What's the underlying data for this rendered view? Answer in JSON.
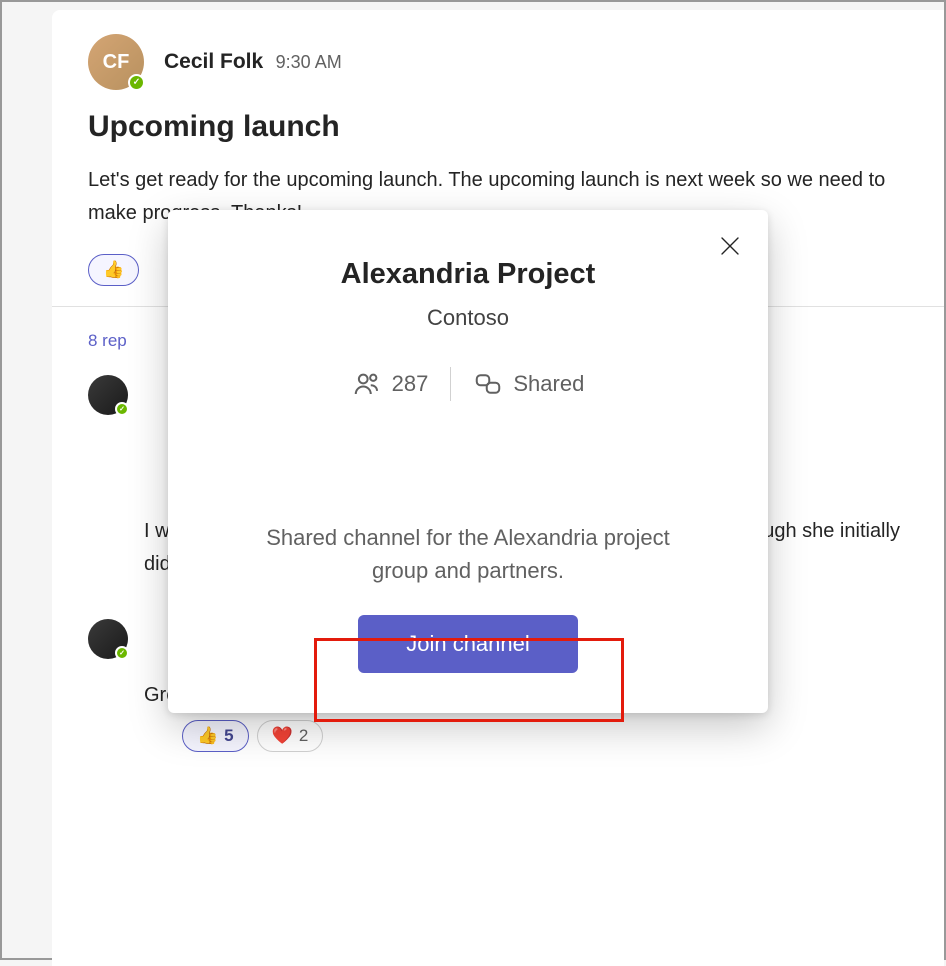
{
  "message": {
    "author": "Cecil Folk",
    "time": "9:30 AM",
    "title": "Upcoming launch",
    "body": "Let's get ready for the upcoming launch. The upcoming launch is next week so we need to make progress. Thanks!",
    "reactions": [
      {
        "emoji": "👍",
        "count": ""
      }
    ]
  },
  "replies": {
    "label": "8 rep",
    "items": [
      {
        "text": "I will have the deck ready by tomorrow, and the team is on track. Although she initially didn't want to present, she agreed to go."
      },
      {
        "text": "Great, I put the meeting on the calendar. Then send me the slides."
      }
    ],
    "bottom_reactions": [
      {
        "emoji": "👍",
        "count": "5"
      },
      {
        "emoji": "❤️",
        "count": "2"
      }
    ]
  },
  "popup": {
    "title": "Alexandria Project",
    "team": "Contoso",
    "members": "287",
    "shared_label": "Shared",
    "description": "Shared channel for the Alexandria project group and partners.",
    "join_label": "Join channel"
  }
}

* * *

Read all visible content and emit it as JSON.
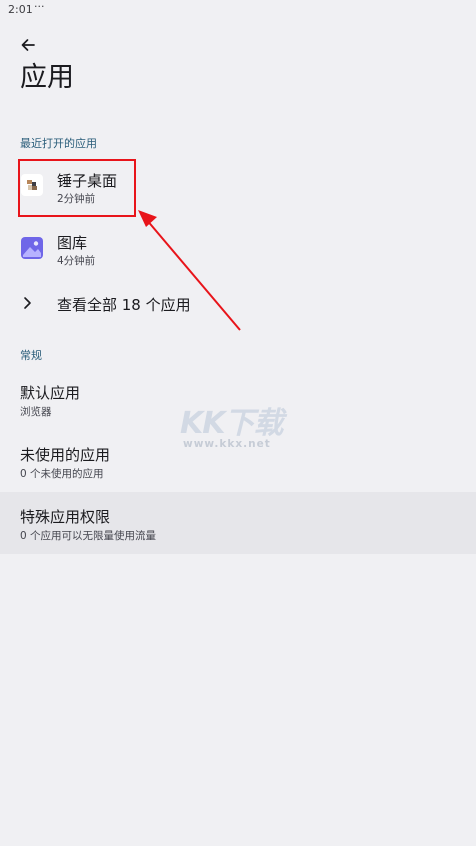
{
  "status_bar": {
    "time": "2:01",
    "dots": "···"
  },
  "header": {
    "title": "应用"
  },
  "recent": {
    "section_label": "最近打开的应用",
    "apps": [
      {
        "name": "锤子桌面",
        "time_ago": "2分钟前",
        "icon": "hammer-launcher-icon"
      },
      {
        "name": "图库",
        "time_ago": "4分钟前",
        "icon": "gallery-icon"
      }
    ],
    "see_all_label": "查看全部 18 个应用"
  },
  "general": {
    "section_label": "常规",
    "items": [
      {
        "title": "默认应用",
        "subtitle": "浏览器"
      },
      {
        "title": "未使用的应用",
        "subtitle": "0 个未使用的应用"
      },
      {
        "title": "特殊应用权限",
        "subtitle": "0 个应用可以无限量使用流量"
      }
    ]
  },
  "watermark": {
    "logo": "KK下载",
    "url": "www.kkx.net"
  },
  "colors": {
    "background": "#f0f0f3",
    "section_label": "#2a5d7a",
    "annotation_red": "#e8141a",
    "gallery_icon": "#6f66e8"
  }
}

## [BRIEF]
Show all lines in the entries above where the string "Alexandria" appears.

## [OUTPUT FOR THIS TASK]
    "title": "Alexandria Project",
    "description": "Shared channel for the Alexandria project group and partners.",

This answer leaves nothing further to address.